>> begin Data entries

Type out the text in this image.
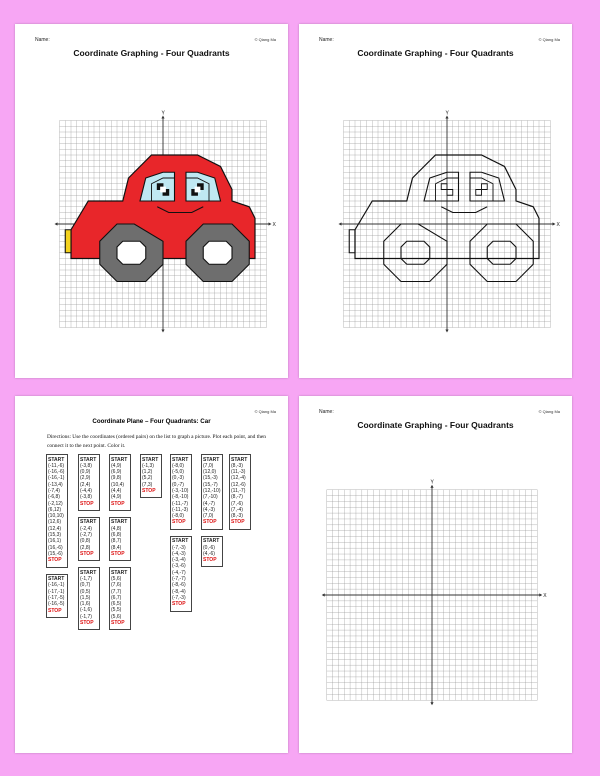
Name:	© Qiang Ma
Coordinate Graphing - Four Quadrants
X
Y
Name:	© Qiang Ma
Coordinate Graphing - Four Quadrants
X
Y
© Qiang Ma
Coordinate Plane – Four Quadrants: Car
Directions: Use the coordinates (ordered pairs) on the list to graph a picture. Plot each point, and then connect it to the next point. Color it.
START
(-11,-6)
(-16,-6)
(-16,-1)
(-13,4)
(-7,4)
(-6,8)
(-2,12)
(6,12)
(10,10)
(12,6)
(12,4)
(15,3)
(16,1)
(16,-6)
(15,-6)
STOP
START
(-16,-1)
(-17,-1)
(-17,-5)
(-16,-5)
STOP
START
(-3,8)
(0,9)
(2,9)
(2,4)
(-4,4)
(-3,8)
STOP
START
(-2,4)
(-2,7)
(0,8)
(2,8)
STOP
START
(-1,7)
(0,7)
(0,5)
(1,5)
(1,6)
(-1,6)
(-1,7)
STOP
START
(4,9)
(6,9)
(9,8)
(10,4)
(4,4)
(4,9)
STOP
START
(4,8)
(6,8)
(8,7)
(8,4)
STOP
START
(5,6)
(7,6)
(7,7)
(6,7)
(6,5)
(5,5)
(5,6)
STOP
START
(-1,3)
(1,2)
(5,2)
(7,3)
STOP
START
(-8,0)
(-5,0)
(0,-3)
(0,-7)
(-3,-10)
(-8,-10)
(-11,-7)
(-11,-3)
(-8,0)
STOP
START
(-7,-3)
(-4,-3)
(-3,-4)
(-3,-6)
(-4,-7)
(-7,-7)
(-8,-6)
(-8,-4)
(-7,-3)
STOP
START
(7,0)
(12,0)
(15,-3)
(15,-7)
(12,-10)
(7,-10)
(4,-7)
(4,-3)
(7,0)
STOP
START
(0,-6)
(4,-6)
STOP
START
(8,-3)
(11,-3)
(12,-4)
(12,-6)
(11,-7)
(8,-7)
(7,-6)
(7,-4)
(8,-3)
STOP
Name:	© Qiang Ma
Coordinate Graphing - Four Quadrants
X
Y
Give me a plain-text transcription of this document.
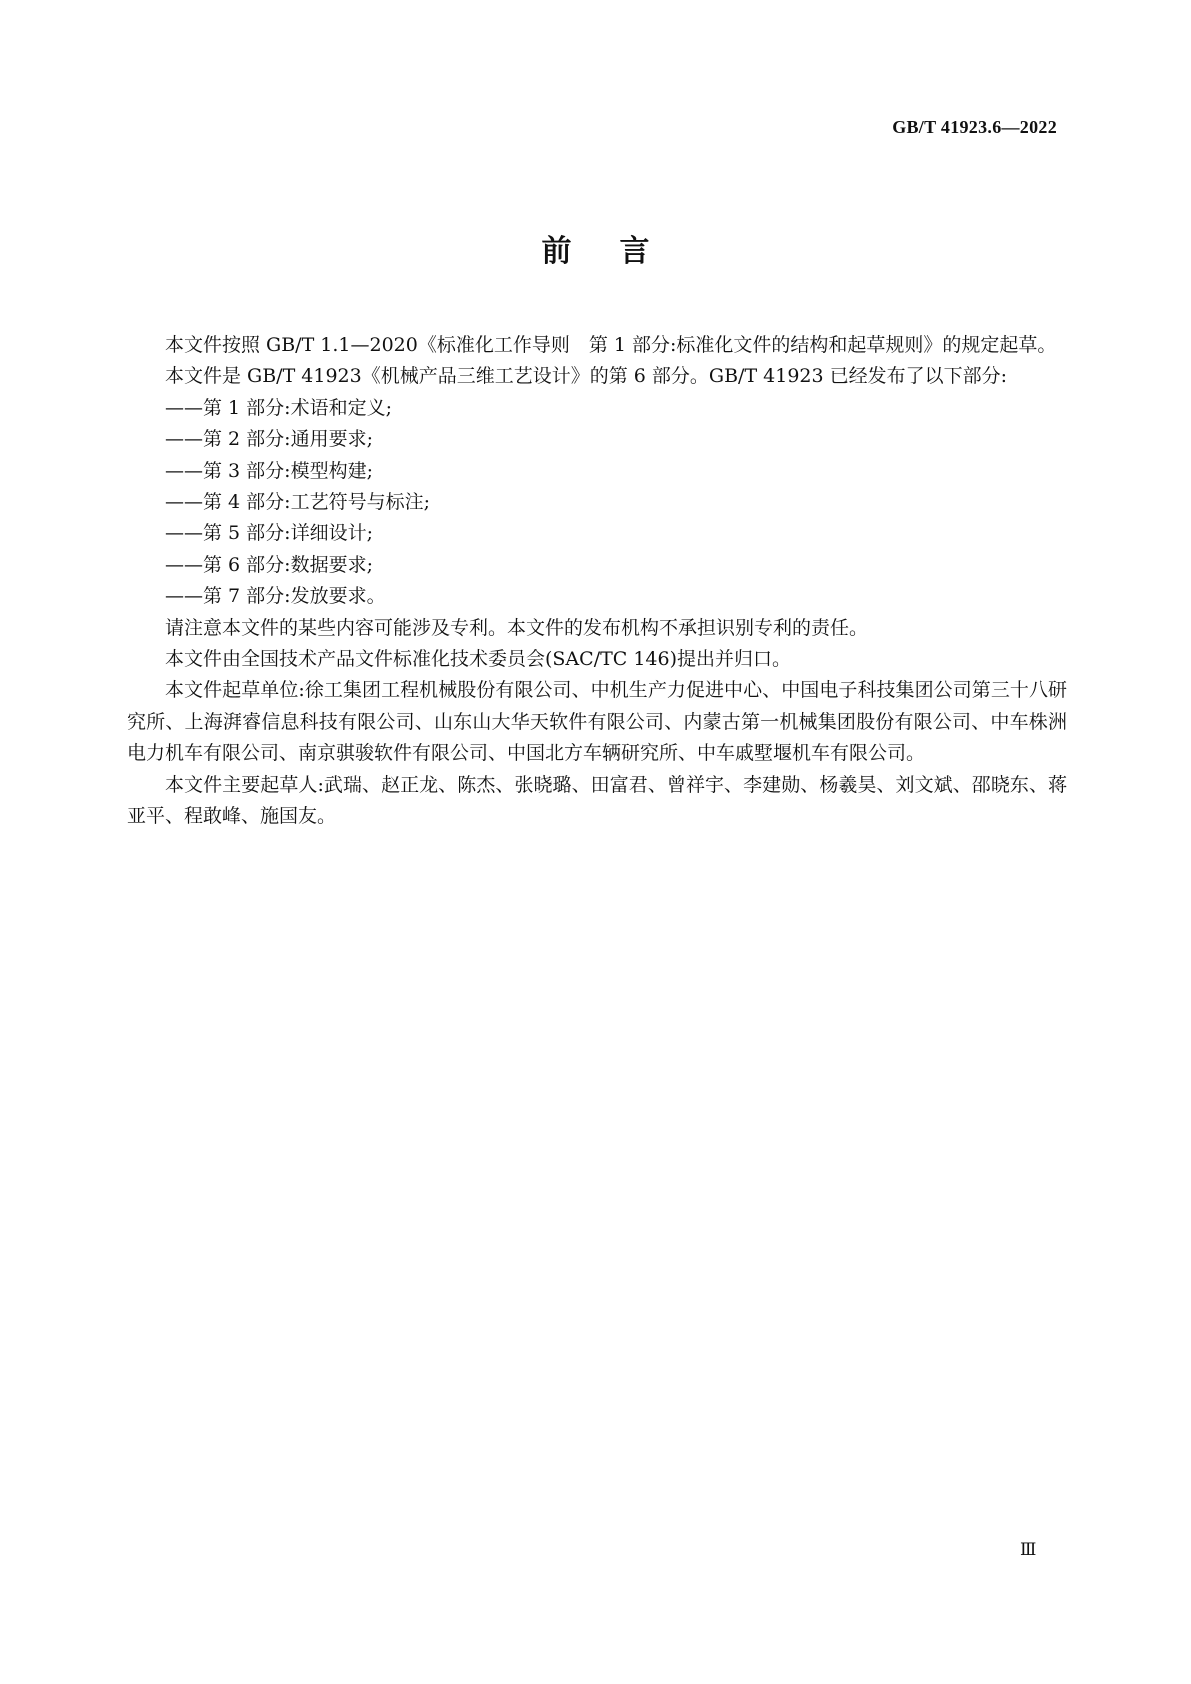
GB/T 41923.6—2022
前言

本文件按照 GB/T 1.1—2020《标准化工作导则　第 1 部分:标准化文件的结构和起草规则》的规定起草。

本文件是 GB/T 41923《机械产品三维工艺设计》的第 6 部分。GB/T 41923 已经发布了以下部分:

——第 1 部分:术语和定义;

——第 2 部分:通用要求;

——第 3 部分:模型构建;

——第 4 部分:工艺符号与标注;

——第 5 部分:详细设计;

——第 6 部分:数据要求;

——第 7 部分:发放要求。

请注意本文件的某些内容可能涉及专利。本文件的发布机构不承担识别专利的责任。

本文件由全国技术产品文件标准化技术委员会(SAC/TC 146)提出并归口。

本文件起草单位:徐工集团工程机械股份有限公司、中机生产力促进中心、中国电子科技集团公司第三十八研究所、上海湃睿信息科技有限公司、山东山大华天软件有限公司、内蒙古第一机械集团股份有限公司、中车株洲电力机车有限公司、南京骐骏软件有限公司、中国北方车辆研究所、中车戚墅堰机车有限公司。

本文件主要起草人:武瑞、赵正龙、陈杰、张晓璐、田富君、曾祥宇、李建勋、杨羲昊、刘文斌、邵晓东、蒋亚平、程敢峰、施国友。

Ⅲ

>> end Data entries

### The task
Give every record again exactly, apart from the pictures, which stay out.

### Exercise solution
Type out the text in this image.
Name:	© Qiang Ma
Coordinate Graphing - Four Quadrants
X
Y
Name:	© Qiang Ma
Coordinate Graphing - Four Quadrants
X
Y
© Qiang Ma
Coordinate Plane – Four Quadrants: Car
Directions: Use the coordinates (ordered pairs) on the list to graph a picture. Plot each point, and then connect it to the next point. Color it.
START
(-11,-6)
(-16,-6)
(-16,-1)
(-13,4)
(-7,4)
(-6,8)
(-2,12)
(6,12)
(10,10)
(12,6)
(12,4)
(15,3)
(16,1)
(16,-6)
(15,-6)
STOP
START
(-16,-1)
(-17,-1)
(-17,-5)
(-16,-5)
STOP
START
(-3,8)
(0,9)
(2,9)
(2,4)
(-4,4)
(-3,8)
STOP
START
(-2,4)
(-2,7)
(0,8)
(2,8)
STOP
START
(-1,7)
(0,7)
(0,5)
(1,5)
(1,6)
(-1,6)
(-1,7)
STOP
START
(4,9)
(6,9)
(9,8)
(10,4)
(4,4)
(4,9)
STOP
START
(4,8)
(6,8)
(8,7)
(8,4)
STOP
START
(5,6)
(7,6)
(7,7)
(6,7)
(6,5)
(5,5)
(5,6)
STOP
START
(-1,3)
(1,2)
(5,2)
(7,3)
STOP
START
(-8,0)
(-5,0)
(0,-3)
(0,-7)
(-3,-10)
(-8,-10)
(-11,-7)
(-11,-3)
(-8,0)
STOP
START
(-7,-3)
(-4,-3)
(-3,-4)
(-3,-6)
(-4,-7)
(-7,-7)
(-8,-6)
(-8,-4)
(-7,-3)
STOP
START
(7,0)
(12,0)
(15,-3)
(15,-7)
(12,-10)
(7,-10)
(4,-7)
(4,-3)
(7,0)
STOP
START
(0,-6)
(4,-6)
STOP
START
(8,-3)
(11,-3)
(12,-4)
(12,-6)
(11,-7)
(8,-7)
(7,-6)
(7,-4)
(8,-3)
STOP
Name:	© Qiang Ma
Coordinate Graphing - Four Quadrants
X
Y
Give me a plain-text transcription of this document.
GB/T 41923.6—2022
前言

本文件按照 GB/T 1.1—2020《标准化工作导则　第 1 部分:标准化文件的结构和起草规则》的规定起草。

本文件是 GB/T 41923《机械产品三维工艺设计》的第 6 部分。GB/T 41923 已经发布了以下部分:

——第 1 部分:术语和定义;

——第 2 部分:通用要求;

——第 3 部分:模型构建;

——第 4 部分:工艺符号与标注;

——第 5 部分:详细设计;

——第 6 部分:数据要求;

——第 7 部分:发放要求。

请注意本文件的某些内容可能涉及专利。本文件的发布机构不承担识别专利的责任。

本文件由全国技术产品文件标准化技术委员会(SAC/TC 146)提出并归口。

本文件起草单位:徐工集团工程机械股份有限公司、中机生产力促进中心、中国电子科技集团公司第三十八研究所、上海湃睿信息科技有限公司、山东山大华天软件有限公司、内蒙古第一机械集团股份有限公司、中车株洲电力机车有限公司、南京骐骏软件有限公司、中国北方车辆研究所、中车戚墅堰机车有限公司。

本文件主要起草人:武瑞、赵正龙、陈杰、张晓璐、田富君、曾祥宇、李建勋、杨羲昊、刘文斌、邵晓东、蒋亚平、程敢峰、施国友。

Ⅲ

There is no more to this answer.